** GIVEN RECORDS **
----------

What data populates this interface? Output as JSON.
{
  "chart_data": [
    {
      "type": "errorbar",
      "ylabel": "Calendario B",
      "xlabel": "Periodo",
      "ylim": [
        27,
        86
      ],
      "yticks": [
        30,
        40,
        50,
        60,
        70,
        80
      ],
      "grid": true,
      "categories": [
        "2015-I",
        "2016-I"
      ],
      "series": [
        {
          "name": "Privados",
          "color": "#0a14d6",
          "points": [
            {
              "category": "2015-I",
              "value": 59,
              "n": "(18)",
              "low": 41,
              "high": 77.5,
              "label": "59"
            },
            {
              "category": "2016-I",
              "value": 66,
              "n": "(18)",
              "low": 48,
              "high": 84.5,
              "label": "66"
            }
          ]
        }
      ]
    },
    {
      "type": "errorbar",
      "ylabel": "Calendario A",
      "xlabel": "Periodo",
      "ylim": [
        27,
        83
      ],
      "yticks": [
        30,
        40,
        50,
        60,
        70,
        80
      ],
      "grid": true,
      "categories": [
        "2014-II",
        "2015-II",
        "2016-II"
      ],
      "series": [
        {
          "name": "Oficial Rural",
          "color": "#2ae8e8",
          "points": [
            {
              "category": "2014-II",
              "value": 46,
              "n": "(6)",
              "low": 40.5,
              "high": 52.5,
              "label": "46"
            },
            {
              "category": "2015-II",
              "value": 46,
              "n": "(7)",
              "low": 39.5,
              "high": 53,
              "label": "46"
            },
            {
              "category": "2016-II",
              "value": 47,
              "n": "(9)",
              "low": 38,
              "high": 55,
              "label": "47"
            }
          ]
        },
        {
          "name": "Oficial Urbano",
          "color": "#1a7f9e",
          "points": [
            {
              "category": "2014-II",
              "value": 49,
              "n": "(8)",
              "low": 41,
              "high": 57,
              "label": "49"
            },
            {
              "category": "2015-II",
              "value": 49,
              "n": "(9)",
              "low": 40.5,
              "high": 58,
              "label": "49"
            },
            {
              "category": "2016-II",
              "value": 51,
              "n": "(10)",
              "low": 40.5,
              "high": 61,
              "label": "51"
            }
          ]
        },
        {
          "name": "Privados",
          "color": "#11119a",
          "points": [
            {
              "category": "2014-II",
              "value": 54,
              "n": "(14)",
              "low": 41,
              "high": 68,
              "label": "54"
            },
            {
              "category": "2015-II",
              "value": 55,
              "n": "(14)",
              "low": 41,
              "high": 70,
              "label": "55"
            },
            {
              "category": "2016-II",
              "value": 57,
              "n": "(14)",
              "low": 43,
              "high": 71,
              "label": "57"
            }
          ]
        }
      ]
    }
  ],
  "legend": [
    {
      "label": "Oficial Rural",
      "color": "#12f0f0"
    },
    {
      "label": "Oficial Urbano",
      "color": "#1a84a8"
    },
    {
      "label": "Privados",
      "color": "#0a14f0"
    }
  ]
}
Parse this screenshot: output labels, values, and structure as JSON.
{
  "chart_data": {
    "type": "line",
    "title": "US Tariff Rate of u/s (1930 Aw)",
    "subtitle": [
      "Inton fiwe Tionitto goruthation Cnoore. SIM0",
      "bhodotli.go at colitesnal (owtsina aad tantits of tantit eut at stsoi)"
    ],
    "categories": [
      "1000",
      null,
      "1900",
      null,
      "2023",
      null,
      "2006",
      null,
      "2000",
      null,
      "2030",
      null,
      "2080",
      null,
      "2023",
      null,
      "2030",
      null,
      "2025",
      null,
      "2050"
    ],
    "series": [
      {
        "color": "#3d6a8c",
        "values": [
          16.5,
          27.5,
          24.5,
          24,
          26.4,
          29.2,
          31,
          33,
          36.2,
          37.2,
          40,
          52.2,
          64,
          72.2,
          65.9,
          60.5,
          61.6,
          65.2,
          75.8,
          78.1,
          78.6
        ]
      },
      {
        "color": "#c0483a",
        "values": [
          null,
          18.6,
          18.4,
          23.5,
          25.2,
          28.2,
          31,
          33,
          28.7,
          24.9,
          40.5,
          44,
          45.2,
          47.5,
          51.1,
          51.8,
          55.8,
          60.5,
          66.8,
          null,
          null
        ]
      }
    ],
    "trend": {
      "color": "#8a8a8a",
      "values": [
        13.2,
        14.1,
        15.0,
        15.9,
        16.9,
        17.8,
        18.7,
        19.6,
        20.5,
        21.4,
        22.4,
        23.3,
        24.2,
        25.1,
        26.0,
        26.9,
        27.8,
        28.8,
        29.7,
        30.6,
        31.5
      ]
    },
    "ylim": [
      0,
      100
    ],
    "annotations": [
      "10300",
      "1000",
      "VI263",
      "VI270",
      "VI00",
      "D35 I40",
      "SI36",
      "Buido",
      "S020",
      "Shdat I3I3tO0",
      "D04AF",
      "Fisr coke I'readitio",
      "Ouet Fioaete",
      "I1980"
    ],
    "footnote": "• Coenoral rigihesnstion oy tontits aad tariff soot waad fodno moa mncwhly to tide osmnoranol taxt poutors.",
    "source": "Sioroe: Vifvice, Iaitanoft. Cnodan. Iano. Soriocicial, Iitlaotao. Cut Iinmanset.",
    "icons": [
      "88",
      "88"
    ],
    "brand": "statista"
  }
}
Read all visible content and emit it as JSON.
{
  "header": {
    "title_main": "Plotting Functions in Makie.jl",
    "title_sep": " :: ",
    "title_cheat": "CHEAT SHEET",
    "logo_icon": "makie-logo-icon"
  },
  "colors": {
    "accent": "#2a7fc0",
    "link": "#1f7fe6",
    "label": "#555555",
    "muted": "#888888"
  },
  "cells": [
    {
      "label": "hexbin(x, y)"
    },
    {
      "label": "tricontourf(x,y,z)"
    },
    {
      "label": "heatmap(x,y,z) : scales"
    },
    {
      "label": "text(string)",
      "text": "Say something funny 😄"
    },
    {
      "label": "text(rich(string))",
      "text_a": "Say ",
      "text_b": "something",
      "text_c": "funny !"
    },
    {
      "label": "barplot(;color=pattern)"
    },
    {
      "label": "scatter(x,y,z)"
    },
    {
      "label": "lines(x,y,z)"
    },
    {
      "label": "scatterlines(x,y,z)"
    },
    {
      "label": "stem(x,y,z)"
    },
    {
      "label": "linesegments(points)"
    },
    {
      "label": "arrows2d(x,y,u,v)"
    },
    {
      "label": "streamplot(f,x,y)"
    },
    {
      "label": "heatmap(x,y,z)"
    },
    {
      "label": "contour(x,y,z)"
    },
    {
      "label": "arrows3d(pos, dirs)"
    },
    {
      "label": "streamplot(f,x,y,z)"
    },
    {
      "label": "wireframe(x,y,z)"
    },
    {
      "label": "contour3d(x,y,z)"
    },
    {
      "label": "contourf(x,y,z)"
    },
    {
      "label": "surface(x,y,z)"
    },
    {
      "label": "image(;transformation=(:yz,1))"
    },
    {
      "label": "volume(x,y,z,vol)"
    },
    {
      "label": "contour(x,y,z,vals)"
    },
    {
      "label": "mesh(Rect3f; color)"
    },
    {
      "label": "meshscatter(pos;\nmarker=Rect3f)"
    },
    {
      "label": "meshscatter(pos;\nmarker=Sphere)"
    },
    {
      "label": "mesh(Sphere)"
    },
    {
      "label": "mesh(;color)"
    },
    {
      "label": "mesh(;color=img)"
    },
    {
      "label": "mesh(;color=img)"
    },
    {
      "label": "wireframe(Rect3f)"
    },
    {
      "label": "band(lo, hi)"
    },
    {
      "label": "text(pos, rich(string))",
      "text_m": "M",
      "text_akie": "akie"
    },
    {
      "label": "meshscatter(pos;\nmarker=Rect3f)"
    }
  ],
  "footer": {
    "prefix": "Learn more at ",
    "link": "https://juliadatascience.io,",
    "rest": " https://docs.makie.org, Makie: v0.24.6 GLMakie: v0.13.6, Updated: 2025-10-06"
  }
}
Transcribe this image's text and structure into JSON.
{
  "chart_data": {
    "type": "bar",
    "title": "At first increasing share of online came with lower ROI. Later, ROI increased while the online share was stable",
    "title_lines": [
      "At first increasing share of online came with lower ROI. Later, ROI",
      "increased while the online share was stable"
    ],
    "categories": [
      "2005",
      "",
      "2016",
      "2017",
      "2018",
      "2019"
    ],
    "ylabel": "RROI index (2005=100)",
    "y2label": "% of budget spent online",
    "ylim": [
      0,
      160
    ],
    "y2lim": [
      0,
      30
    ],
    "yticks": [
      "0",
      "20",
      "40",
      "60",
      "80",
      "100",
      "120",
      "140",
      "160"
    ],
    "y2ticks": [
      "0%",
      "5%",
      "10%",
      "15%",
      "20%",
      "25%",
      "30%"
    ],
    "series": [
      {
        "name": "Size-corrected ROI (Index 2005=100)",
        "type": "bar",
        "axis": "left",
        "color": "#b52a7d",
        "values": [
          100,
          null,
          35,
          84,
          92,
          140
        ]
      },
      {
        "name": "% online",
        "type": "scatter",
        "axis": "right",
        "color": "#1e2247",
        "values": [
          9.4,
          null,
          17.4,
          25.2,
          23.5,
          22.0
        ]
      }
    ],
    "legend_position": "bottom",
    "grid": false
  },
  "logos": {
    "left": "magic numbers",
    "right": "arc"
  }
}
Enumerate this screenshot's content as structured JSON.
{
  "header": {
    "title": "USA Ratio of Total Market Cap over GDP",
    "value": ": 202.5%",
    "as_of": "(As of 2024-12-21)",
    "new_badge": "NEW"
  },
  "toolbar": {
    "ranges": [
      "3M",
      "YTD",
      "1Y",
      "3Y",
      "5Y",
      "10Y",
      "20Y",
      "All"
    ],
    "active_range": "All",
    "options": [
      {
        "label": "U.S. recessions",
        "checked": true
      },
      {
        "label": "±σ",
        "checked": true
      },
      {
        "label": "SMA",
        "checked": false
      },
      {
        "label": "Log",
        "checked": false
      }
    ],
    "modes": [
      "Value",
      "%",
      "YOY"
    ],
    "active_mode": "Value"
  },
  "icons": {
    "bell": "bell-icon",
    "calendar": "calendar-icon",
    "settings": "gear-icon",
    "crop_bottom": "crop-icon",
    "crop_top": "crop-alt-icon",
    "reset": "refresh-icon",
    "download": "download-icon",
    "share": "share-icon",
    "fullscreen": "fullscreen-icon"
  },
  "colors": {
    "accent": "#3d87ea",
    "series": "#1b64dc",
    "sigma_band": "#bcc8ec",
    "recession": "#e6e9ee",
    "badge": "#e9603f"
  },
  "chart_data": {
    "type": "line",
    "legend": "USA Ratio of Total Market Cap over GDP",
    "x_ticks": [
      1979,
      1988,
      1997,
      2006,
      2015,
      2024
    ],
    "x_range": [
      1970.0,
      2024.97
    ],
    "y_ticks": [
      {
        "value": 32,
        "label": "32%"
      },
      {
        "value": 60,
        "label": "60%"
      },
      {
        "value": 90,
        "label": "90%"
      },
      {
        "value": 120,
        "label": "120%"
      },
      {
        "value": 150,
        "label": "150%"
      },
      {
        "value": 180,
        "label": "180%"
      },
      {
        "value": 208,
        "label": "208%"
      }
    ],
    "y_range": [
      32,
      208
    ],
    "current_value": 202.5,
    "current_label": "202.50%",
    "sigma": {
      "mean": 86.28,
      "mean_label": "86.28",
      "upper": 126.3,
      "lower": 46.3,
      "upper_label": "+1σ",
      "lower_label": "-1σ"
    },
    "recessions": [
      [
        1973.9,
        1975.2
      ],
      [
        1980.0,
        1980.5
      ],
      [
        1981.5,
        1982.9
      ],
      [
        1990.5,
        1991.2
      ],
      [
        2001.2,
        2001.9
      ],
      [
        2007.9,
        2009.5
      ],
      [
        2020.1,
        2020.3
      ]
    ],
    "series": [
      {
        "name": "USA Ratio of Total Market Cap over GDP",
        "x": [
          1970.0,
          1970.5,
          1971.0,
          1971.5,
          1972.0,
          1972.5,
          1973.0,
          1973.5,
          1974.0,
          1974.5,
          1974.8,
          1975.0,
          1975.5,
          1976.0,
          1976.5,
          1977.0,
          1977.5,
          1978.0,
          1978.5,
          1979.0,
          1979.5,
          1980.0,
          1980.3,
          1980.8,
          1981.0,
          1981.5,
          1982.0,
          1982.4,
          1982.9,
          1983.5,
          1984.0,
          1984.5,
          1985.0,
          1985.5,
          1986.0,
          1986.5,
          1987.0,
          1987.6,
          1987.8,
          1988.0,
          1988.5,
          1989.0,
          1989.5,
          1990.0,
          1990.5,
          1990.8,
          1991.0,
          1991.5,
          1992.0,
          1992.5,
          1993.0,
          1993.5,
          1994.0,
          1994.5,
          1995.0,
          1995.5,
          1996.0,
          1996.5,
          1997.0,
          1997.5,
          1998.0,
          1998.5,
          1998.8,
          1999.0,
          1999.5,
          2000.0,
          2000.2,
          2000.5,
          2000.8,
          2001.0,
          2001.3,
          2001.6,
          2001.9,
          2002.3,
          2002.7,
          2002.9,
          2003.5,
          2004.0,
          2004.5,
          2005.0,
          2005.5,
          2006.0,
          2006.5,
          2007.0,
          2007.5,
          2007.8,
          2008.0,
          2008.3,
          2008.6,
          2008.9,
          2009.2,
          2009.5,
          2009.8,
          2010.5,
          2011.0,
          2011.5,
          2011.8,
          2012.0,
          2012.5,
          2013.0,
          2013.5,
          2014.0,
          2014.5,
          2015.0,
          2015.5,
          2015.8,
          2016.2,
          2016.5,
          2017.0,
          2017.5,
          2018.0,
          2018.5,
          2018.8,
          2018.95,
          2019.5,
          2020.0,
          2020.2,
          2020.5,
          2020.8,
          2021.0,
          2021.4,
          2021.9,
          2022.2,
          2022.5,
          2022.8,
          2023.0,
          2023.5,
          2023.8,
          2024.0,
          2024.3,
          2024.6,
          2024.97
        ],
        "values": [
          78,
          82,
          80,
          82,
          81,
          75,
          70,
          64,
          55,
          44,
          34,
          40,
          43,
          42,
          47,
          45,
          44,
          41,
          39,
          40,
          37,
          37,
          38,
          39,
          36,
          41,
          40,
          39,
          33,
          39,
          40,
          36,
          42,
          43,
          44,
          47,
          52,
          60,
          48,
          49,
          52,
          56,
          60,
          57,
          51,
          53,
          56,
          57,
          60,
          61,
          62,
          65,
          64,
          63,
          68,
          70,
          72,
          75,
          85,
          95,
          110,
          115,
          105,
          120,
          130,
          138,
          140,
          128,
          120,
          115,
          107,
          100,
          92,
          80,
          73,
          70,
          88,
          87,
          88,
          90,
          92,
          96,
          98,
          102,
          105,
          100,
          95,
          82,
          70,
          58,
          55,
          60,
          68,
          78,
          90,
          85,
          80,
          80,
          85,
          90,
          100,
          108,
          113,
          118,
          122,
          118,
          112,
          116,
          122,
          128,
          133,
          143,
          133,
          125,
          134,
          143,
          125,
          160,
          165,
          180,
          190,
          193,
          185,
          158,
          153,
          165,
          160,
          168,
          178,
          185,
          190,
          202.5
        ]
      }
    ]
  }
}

----------

Check each line of the records for the string "name" and state how many lines contain it. Give only the number.

7